Copy out all of the data below verbatim, with every line unchanged. Omit the pictures from your answer.

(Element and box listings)
====

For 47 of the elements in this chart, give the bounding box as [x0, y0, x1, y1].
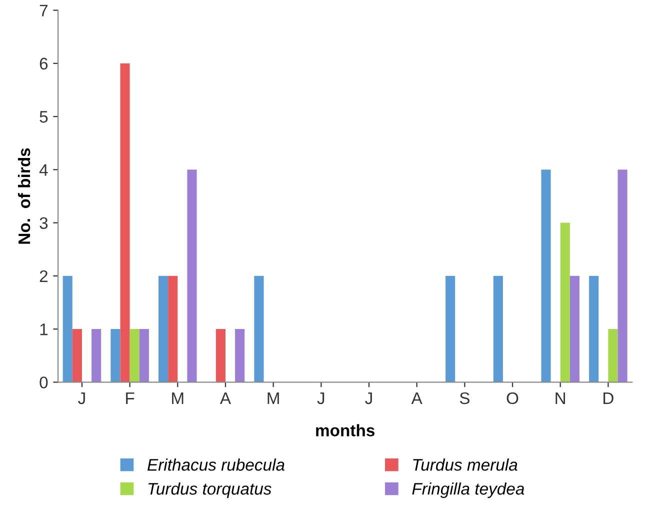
y-tick-label: 4	[39, 164, 48, 176]
y-tick-label: 3	[40, 217, 48, 229]
bar	[560, 222, 570, 382]
bar	[541, 170, 551, 382]
bar	[120, 63, 130, 382]
legend-label: Turdus merula	[413, 458, 518, 471]
bar	[254, 276, 264, 382]
legend-label: Fringilla teydea	[412, 482, 524, 498]
bar	[158, 276, 168, 382]
x-tick-label: D	[604, 392, 614, 404]
bar	[608, 329, 618, 382]
bar	[618, 170, 628, 382]
x-tick-label: A	[411, 392, 422, 404]
x-tick-label: N	[556, 392, 566, 404]
bar	[110, 329, 120, 382]
x-tick-label: M	[268, 392, 279, 404]
bar	[130, 329, 140, 382]
bar	[92, 329, 102, 382]
legend-label: Turdus torquatus	[148, 482, 272, 498]
bar	[139, 329, 149, 382]
y-axis-title: No. of birds	[18, 148, 30, 244]
bar	[570, 276, 580, 382]
legend-label: Erithacus rubecula	[147, 458, 284, 471]
y-tick-label: 1	[40, 324, 48, 336]
bar	[187, 170, 197, 382]
y-tick-label: 6	[40, 58, 48, 70]
y-tick-label: 7	[40, 4, 48, 16]
bar	[216, 329, 226, 382]
x-tick-label: A	[220, 392, 232, 404]
x-tick-label: J	[317, 392, 324, 404]
y-tick-label: 2	[40, 270, 48, 282]
x-tick-label: O	[506, 392, 518, 404]
bar	[168, 276, 178, 382]
bar	[446, 276, 456, 382]
x-tick-label: S	[460, 392, 470, 404]
y-tick-label: 5	[40, 111, 48, 123]
bar	[589, 276, 599, 382]
x-axis-title: months	[316, 424, 374, 436]
bar	[493, 276, 503, 382]
x-tick-label: F	[126, 392, 134, 404]
bar	[62, 276, 72, 382]
x-tick-label: J	[365, 392, 372, 404]
bar	[72, 329, 82, 382]
x-tick-label: J	[78, 392, 85, 404]
y-tick-label: 0	[40, 376, 48, 388]
bar	[235, 329, 245, 382]
x-tick-label: M	[172, 392, 184, 404]
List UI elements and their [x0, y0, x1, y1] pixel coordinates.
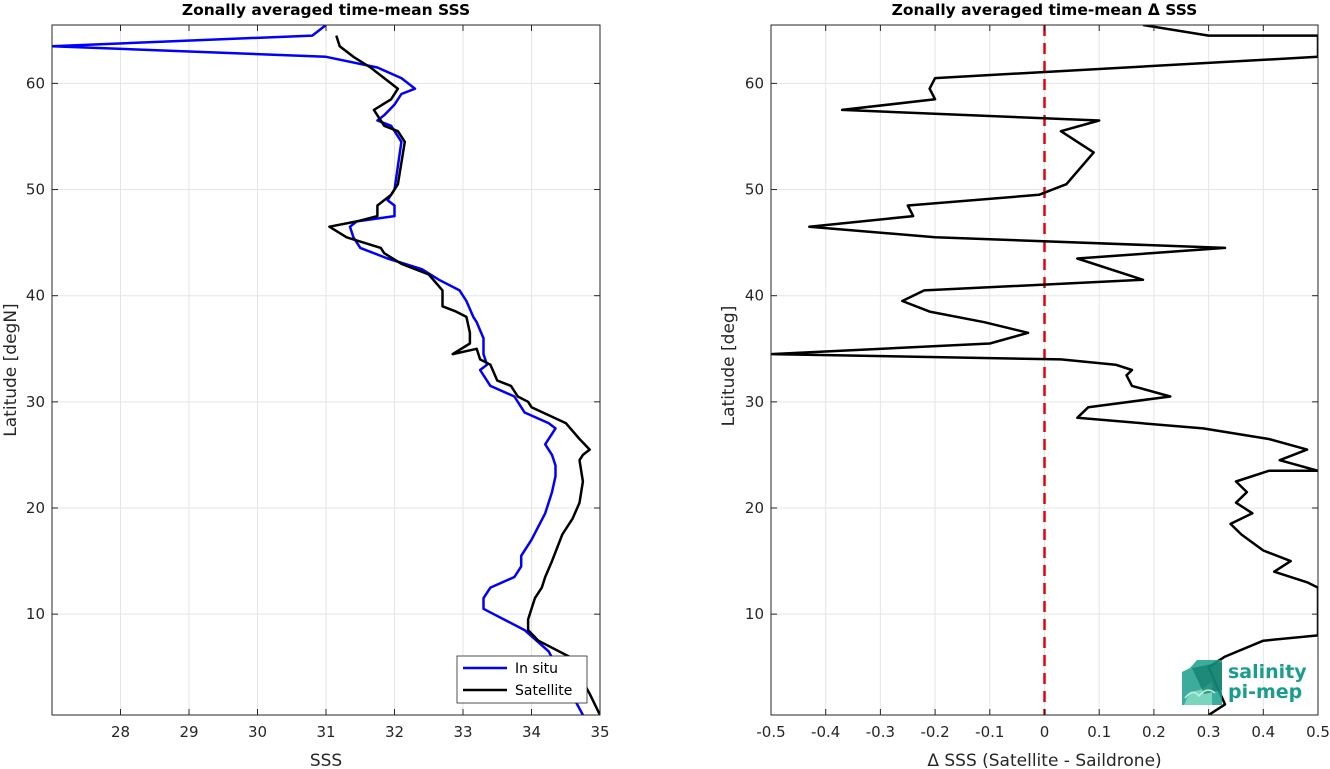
- x-tick-label: 0.4: [1251, 723, 1275, 741]
- panel-sss: 28 29 30 31 32 33 34 35 10 20 30 40 50 60 Zonally aver…: [1, 1, 610, 769]
- y-tick-label: 10: [26, 605, 45, 623]
- x-axis-label: Δ SSS (Satellite - Saildrone): [927, 751, 1161, 769]
- x-tick-label: -0.2: [920, 723, 949, 741]
- y-axis-label: Latitude [deg]: [719, 306, 739, 427]
- x-tick-label: 0.2: [1142, 723, 1166, 741]
- y-tick-label: 20: [26, 499, 45, 517]
- x-tick-label: 28: [111, 723, 130, 741]
- chart-title: Zonally averaged time-mean SSS: [182, 1, 470, 19]
- x-tick-label: 0.3: [1197, 723, 1221, 741]
- y-tick-label: 50: [26, 181, 45, 199]
- x-tick-label: 31: [316, 723, 335, 741]
- x-tick-label: 32: [385, 723, 404, 741]
- chart-title: Zonally averaged time-mean Δ SSS: [892, 1, 1198, 19]
- series-line-delta-sss: [771, 25, 1318, 715]
- x-tick-label: -0.4: [811, 723, 840, 741]
- x-tick-label: 29: [179, 723, 198, 741]
- legend-box: [456, 655, 588, 704]
- legend-label-satellite: Satellite: [515, 683, 572, 699]
- x-tick-label: -0.5: [756, 723, 785, 741]
- x-tick-label: 35: [590, 723, 609, 741]
- y-tick-label: 30: [26, 393, 45, 411]
- y-tick-label: 20: [745, 499, 764, 517]
- legend: In situ Satellite: [456, 655, 588, 704]
- y-axis-label: Latitude [degN]: [1, 303, 21, 436]
- y-tick-label: 10: [745, 605, 764, 623]
- x-tick-label: 33: [453, 723, 472, 741]
- logo-text-pi-mep: pi-mep: [1228, 681, 1302, 703]
- x-tick-label: 30: [248, 723, 267, 741]
- x-tick-label: 0.1: [1087, 723, 1111, 741]
- y-tick-label: 40: [26, 287, 45, 305]
- x-tick-label: -0.3: [866, 723, 895, 741]
- y-tick-label: 60: [745, 74, 764, 92]
- series-line-satellite: [328, 35, 600, 715]
- x-tick-label: -0.1: [975, 723, 1004, 741]
- x-axis-label: SSS: [310, 751, 342, 769]
- y-tick-label: 40: [745, 287, 764, 305]
- panel-delta-sss: -0.5 -0.4 -0.3 -0.2 -0.1 0 0.1 0.2 0.3 0.4 0.5 10 20…: [719, 1, 1330, 769]
- logo-emblem-icon: [1182, 660, 1222, 705]
- x-tick-label: 34: [522, 723, 541, 741]
- legend-label-in-situ: In situ: [515, 661, 558, 677]
- series-line-in-situ: [52, 25, 585, 715]
- x-tick-label: 0.5: [1306, 723, 1330, 741]
- x-tick-label: 0: [1040, 723, 1050, 741]
- y-tick-label: 30: [745, 393, 764, 411]
- salinity-pi-mep-logo: salinity pi-mep: [1182, 660, 1307, 705]
- y-tick-label: 50: [745, 181, 764, 199]
- y-tick-label: 60: [26, 74, 45, 92]
- logo-text-salinity: salinity: [1228, 661, 1307, 683]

====

- [RESULT OF THIS EXERCISE]:
For 47 of the elements in this chart, give the bounding box as [x0, y0, x1, y1].
y-tick-label: 4	[39, 164, 48, 176]
y-tick-label: 3	[40, 217, 48, 229]
bar	[560, 222, 570, 382]
bar	[541, 170, 551, 382]
bar	[120, 63, 130, 382]
legend-label: Turdus merula	[413, 458, 518, 471]
bar	[254, 276, 264, 382]
legend-label: Fringilla teydea	[412, 482, 524, 498]
bar	[158, 276, 168, 382]
x-tick-label: D	[604, 392, 614, 404]
bar	[608, 329, 618, 382]
bar	[618, 170, 628, 382]
x-tick-label: A	[411, 392, 422, 404]
x-tick-label: N	[556, 392, 566, 404]
bar	[110, 329, 120, 382]
x-tick-label: M	[268, 392, 279, 404]
bar	[130, 329, 140, 382]
bar	[92, 329, 102, 382]
legend-label: Turdus torquatus	[148, 482, 272, 498]
bar	[139, 329, 149, 382]
y-axis-title: No. of birds	[18, 148, 30, 244]
bar	[570, 276, 580, 382]
legend-label: Erithacus rubecula	[147, 458, 284, 471]
y-tick-label: 1	[40, 324, 48, 336]
bar	[187, 170, 197, 382]
y-tick-label: 6	[40, 58, 48, 70]
y-tick-label: 7	[40, 4, 48, 16]
bar	[216, 329, 226, 382]
x-tick-label: A	[220, 392, 232, 404]
x-tick-label: J	[317, 392, 324, 404]
y-tick-label: 2	[40, 270, 48, 282]
x-tick-label: O	[506, 392, 518, 404]
bar	[168, 276, 178, 382]
bar	[446, 276, 456, 382]
x-tick-label: S	[460, 392, 470, 404]
y-tick-label: 5	[40, 111, 48, 123]
bar	[589, 276, 599, 382]
x-axis-title: months	[316, 424, 374, 436]
bar	[493, 276, 503, 382]
x-tick-label: F	[126, 392, 134, 404]
bar	[62, 276, 72, 382]
x-tick-label: J	[365, 392, 372, 404]
bar	[72, 329, 82, 382]
x-tick-label: J	[78, 392, 85, 404]
y-tick-label: 0	[40, 376, 48, 388]
bar	[235, 329, 245, 382]
x-tick-label: M	[172, 392, 184, 404]
List UI elements and their [x0, y0, x1, y1] pixel coordinates.
- x-tick-label: 0.4: [1251, 723, 1275, 741]
- panel-sss: 28 29 30 31 32 33 34 35 10 20 30 40 50 60 Zonally aver…: [1, 1, 610, 769]
- y-tick-label: 10: [26, 605, 45, 623]
- x-axis-label: Δ SSS (Satellite - Saildrone): [927, 751, 1161, 769]
- x-tick-label: -0.2: [920, 723, 949, 741]
- y-axis-label: Latitude [deg]: [719, 306, 739, 427]
- x-tick-label: 0.2: [1142, 723, 1166, 741]
- y-tick-label: 20: [26, 499, 45, 517]
- x-tick-label: 28: [111, 723, 130, 741]
- chart-title: Zonally averaged time-mean SSS: [182, 1, 470, 19]
- x-tick-label: 0.3: [1197, 723, 1221, 741]
- y-tick-label: 50: [26, 181, 45, 199]
- x-tick-label: 31: [316, 723, 335, 741]
- x-tick-label: 32: [385, 723, 404, 741]
- chart-title: Zonally averaged time-mean Δ SSS: [892, 1, 1198, 19]
- series-line-delta-sss: [771, 25, 1318, 715]
- x-tick-label: -0.4: [811, 723, 840, 741]
- x-tick-label: 29: [179, 723, 198, 741]
- legend-box: [456, 655, 588, 704]
- legend-label-satellite: Satellite: [515, 683, 572, 699]
- x-tick-label: -0.5: [756, 723, 785, 741]
- x-tick-label: 35: [590, 723, 609, 741]
- y-tick-label: 30: [26, 393, 45, 411]
- y-tick-label: 20: [745, 499, 764, 517]
- legend: In situ Satellite: [456, 655, 588, 704]
- y-axis-label: Latitude [degN]: [1, 303, 21, 436]
- y-tick-label: 10: [745, 605, 764, 623]
- x-tick-label: 33: [453, 723, 472, 741]
- logo-text-pi-mep: pi-mep: [1228, 681, 1302, 703]
- x-tick-label: 30: [248, 723, 267, 741]
- x-tick-label: 0.1: [1087, 723, 1111, 741]
- y-tick-label: 40: [26, 287, 45, 305]
- x-tick-label: -0.3: [866, 723, 895, 741]
- y-tick-label: 60: [745, 74, 764, 92]
- series-line-satellite: [328, 35, 600, 715]
- x-tick-label: -0.1: [975, 723, 1004, 741]
- x-axis-label: SSS: [310, 751, 342, 769]
- y-tick-label: 40: [745, 287, 764, 305]
- panel-delta-sss: -0.5 -0.4 -0.3 -0.2 -0.1 0 0.1 0.2 0.3 0.4 0.5 10 20…: [719, 1, 1330, 769]
- logo-emblem-icon: [1182, 660, 1222, 705]
- x-tick-label: 34: [522, 723, 541, 741]
- legend-label-in-situ: In situ: [515, 661, 558, 677]
- series-line-in-situ: [52, 25, 585, 715]
- x-tick-label: 0.5: [1306, 723, 1330, 741]
- x-tick-label: 0: [1040, 723, 1050, 741]
- y-tick-label: 30: [745, 393, 764, 411]
- salinity-pi-mep-logo: salinity pi-mep: [1182, 660, 1307, 705]
- y-tick-label: 50: [745, 181, 764, 199]
- y-tick-label: 60: [26, 74, 45, 92]
- logo-text-salinity: salinity: [1228, 661, 1307, 683]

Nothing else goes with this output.